● WHAT YOU SHOULD DO
Write out the material exactly, with the pictures left out.

Part of a data file
· · · · · · ·

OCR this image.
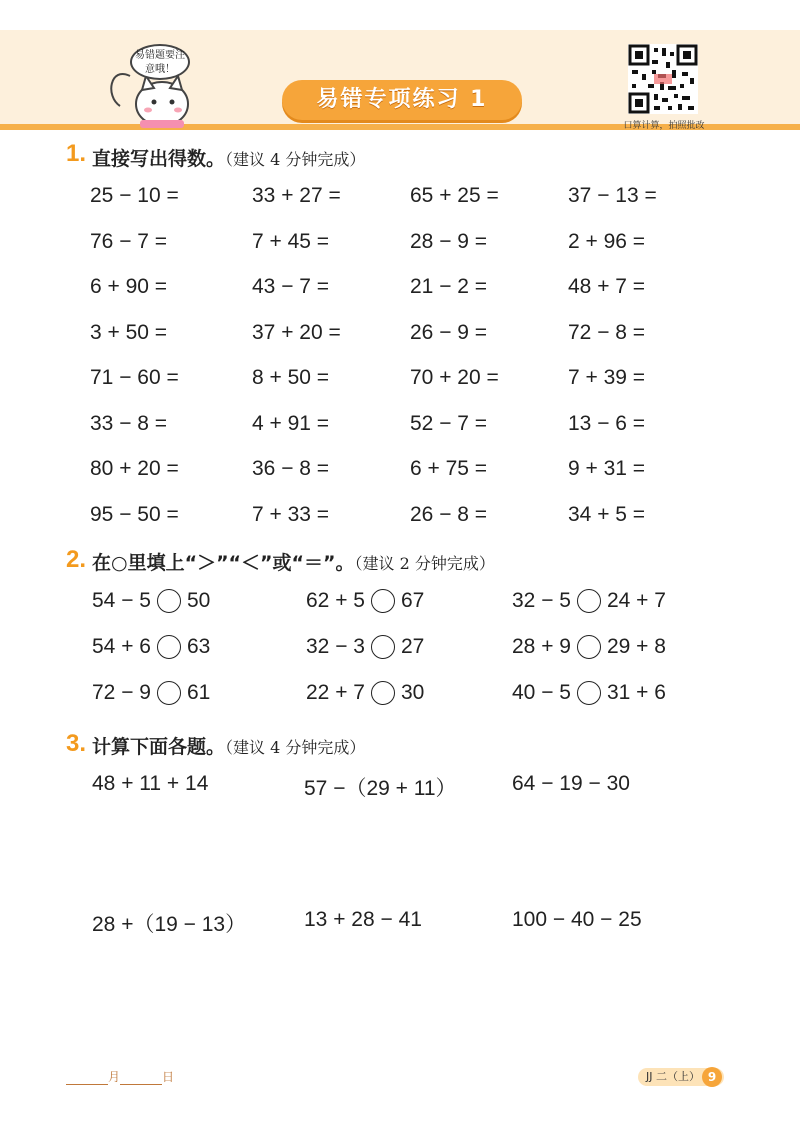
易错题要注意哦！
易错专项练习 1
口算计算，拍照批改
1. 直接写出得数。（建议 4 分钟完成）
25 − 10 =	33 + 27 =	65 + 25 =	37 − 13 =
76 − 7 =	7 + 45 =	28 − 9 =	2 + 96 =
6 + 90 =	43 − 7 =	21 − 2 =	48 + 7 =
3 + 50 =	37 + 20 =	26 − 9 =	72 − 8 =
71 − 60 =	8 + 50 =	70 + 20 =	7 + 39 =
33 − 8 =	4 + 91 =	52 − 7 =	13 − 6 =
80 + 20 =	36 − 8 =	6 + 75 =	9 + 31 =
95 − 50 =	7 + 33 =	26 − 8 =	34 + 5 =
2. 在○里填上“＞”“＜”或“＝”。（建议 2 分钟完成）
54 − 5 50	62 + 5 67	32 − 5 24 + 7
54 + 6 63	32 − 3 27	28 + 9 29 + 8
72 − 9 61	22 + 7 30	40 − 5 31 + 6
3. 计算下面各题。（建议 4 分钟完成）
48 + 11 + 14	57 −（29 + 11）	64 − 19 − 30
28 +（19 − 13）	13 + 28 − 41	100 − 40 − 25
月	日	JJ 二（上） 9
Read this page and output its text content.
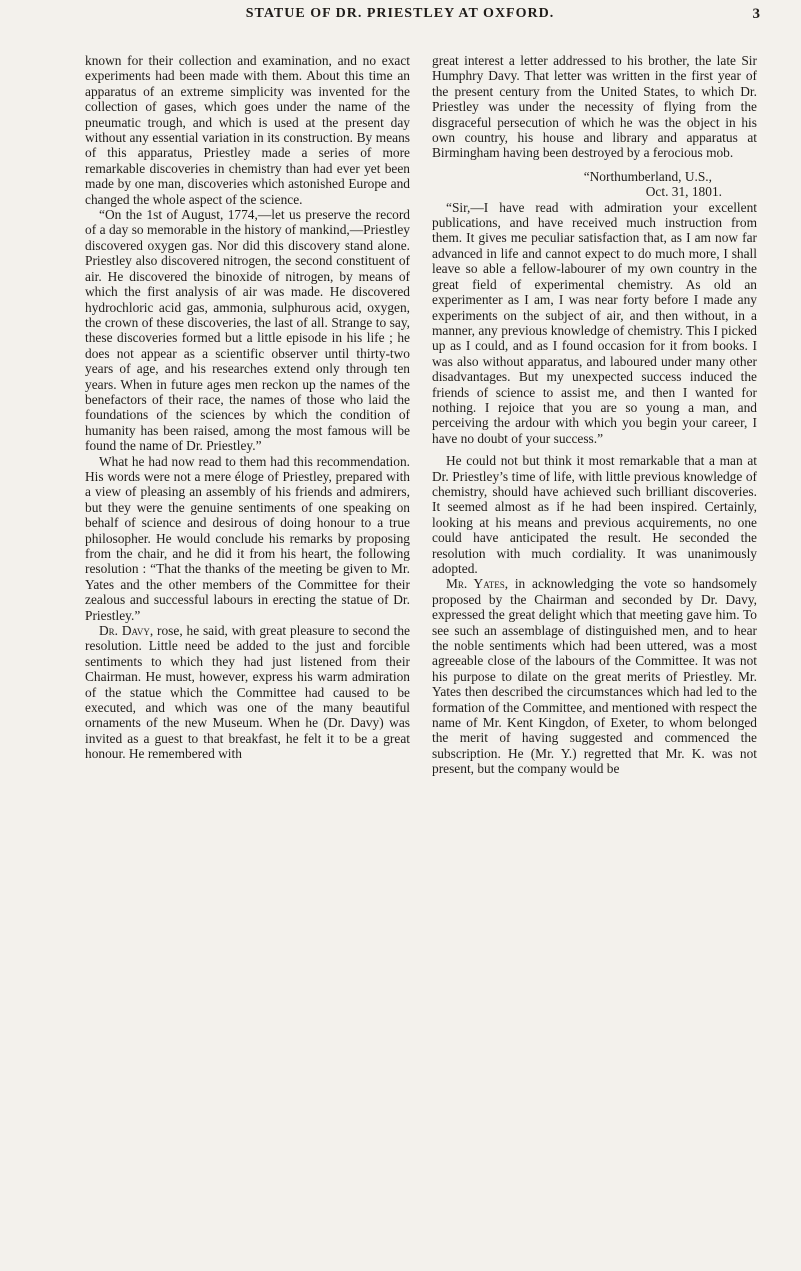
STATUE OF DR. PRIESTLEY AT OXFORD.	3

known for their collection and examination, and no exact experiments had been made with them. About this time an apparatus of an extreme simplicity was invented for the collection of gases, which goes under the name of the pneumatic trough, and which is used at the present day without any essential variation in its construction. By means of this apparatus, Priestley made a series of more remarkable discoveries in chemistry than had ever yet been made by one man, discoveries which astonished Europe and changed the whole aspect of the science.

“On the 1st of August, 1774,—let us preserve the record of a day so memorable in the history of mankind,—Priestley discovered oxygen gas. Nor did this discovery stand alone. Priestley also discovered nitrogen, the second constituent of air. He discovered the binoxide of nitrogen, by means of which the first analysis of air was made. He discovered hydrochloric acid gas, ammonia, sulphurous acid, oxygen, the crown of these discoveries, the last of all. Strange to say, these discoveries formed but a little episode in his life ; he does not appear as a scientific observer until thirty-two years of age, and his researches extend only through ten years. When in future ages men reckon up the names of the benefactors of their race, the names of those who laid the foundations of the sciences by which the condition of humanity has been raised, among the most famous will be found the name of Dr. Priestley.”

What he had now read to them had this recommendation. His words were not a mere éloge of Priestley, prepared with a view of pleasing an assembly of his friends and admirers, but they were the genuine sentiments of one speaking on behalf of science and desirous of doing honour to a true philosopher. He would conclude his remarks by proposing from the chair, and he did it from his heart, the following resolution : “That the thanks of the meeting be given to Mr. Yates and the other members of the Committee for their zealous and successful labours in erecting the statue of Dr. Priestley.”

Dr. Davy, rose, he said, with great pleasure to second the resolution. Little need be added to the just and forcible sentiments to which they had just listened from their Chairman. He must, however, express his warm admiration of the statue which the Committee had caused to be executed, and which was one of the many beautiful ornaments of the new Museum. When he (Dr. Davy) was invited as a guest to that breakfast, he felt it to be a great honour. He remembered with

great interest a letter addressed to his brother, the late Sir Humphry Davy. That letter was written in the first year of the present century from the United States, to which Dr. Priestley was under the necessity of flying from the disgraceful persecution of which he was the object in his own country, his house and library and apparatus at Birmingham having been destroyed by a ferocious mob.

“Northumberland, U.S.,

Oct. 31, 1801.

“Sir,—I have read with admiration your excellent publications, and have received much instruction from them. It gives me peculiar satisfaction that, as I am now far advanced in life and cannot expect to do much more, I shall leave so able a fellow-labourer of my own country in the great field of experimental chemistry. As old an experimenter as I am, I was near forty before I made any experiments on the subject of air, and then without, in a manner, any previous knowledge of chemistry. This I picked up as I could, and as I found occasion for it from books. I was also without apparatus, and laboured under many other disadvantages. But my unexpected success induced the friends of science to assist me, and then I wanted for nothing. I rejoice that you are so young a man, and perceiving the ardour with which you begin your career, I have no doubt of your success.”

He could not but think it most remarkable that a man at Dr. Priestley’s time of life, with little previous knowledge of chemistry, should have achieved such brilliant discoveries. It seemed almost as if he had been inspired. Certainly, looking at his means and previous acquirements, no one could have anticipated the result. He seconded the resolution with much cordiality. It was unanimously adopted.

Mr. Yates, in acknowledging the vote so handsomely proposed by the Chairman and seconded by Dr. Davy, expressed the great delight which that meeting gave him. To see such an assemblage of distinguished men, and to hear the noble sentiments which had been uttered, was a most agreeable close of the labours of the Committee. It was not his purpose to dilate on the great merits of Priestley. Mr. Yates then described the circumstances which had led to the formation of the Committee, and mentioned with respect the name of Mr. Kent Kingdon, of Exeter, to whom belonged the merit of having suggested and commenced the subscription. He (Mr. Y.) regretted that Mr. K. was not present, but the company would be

· · · · · · ·

● EXERCISE RESULT
OCR this image.
易错题要注意哦！
易错专项练习 1
口算计算，拍照批改
1. 直接写出得数。（建议 4 分钟完成）
25 − 10 =	33 + 27 =	65 + 25 =	37 − 13 =
76 − 7 =	7 + 45 =	28 − 9 =	2 + 96 =
6 + 90 =	43 − 7 =	21 − 2 =	48 + 7 =
3 + 50 =	37 + 20 =	26 − 9 =	72 − 8 =
71 − 60 =	8 + 50 =	70 + 20 =	7 + 39 =
33 − 8 =	4 + 91 =	52 − 7 =	13 − 6 =
80 + 20 =	36 − 8 =	6 + 75 =	9 + 31 =
95 − 50 =	7 + 33 =	26 − 8 =	34 + 5 =
2. 在○里填上“＞”“＜”或“＝”。（建议 2 分钟完成）
54 − 5 50	62 + 5 67	32 − 5 24 + 7
54 + 6 63	32 − 3 27	28 + 9 29 + 8
72 − 9 61	22 + 7 30	40 − 5 31 + 6
3. 计算下面各题。（建议 4 分钟完成）
48 + 11 + 14	57 −（29 + 11）	64 − 19 − 30
28 +（19 − 13）	13 + 28 − 41	100 − 40 − 25
月	日	JJ 二（上） 9
Read this page and output its text content.
STATUE OF DR. PRIESTLEY AT OXFORD.	3

known for their collection and examination, and no exact experiments had been made with them. About this time an apparatus of an extreme simplicity was invented for the collection of gases, which goes under the name of the pneumatic trough, and which is used at the present day without any essential variation in its construction. By means of this apparatus, Priestley made a series of more remarkable discoveries in chemistry than had ever yet been made by one man, discoveries which astonished Europe and changed the whole aspect of the science.

“On the 1st of August, 1774,—let us preserve the record of a day so memorable in the history of mankind,—Priestley discovered oxygen gas. Nor did this discovery stand alone. Priestley also discovered nitrogen, the second constituent of air. He discovered the binoxide of nitrogen, by means of which the first analysis of air was made. He discovered hydrochloric acid gas, ammonia, sulphurous acid, oxygen, the crown of these discoveries, the last of all. Strange to say, these discoveries formed but a little episode in his life ; he does not appear as a scientific observer until thirty-two years of age, and his researches extend only through ten years. When in future ages men reckon up the names of the benefactors of their race, the names of those who laid the foundations of the sciences by which the condition of humanity has been raised, among the most famous will be found the name of Dr. Priestley.”

What he had now read to them had this recommendation. His words were not a mere éloge of Priestley, prepared with a view of pleasing an assembly of his friends and admirers, but they were the genuine sentiments of one speaking on behalf of science and desirous of doing honour to a true philosopher. He would conclude his remarks by proposing from the chair, and he did it from his heart, the following resolution : “That the thanks of the meeting be given to Mr. Yates and the other members of the Committee for their zealous and successful labours in erecting the statue of Dr. Priestley.”

Dr. Davy, rose, he said, with great pleasure to second the resolution. Little need be added to the just and forcible sentiments to which they had just listened from their Chairman. He must, however, express his warm admiration of the statue which the Committee had caused to be executed, and which was one of the many beautiful ornaments of the new Museum. When he (Dr. Davy) was invited as a guest to that breakfast, he felt it to be a great honour. He remembered with

great interest a letter addressed to his brother, the late Sir Humphry Davy. That letter was written in the first year of the present century from the United States, to which Dr. Priestley was under the necessity of flying from the disgraceful persecution of which he was the object in his own country, his house and library and apparatus at Birmingham having been destroyed by a ferocious mob.

“Northumberland, U.S.,

Oct. 31, 1801.

“Sir,—I have read with admiration your excellent publications, and have received much instruction from them. It gives me peculiar satisfaction that, as I am now far advanced in life and cannot expect to do much more, I shall leave so able a fellow-labourer of my own country in the great field of experimental chemistry. As old an experimenter as I am, I was near forty before I made any experiments on the subject of air, and then without, in a manner, any previous knowledge of chemistry. This I picked up as I could, and as I found occasion for it from books. I was also without apparatus, and laboured under many other disadvantages. But my unexpected success induced the friends of science to assist me, and then I wanted for nothing. I rejoice that you are so young a man, and perceiving the ardour with which you begin your career, I have no doubt of your success.”

He could not but think it most remarkable that a man at Dr. Priestley’s time of life, with little previous knowledge of chemistry, should have achieved such brilliant discoveries. It seemed almost as if he had been inspired. Certainly, looking at his means and previous acquirements, no one could have anticipated the result. He seconded the resolution with much cordiality. It was unanimously adopted.

Mr. Yates, in acknowledging the vote so handsomely proposed by the Chairman and seconded by Dr. Davy, expressed the great delight which that meeting gave him. To see such an assemblage of distinguished men, and to hear the noble sentiments which had been uttered, was a most agreeable close of the labours of the Committee. It was not his purpose to dilate on the great merits of Priestley. Mr. Yates then described the circumstances which had led to the formation of the Committee, and mentioned with respect the name of Mr. Kent Kingdon, of Exeter, to whom belonged the merit of having suggested and commenced the subscription. He (Mr. Y.) regretted that Mr. K. was not present, but the company would be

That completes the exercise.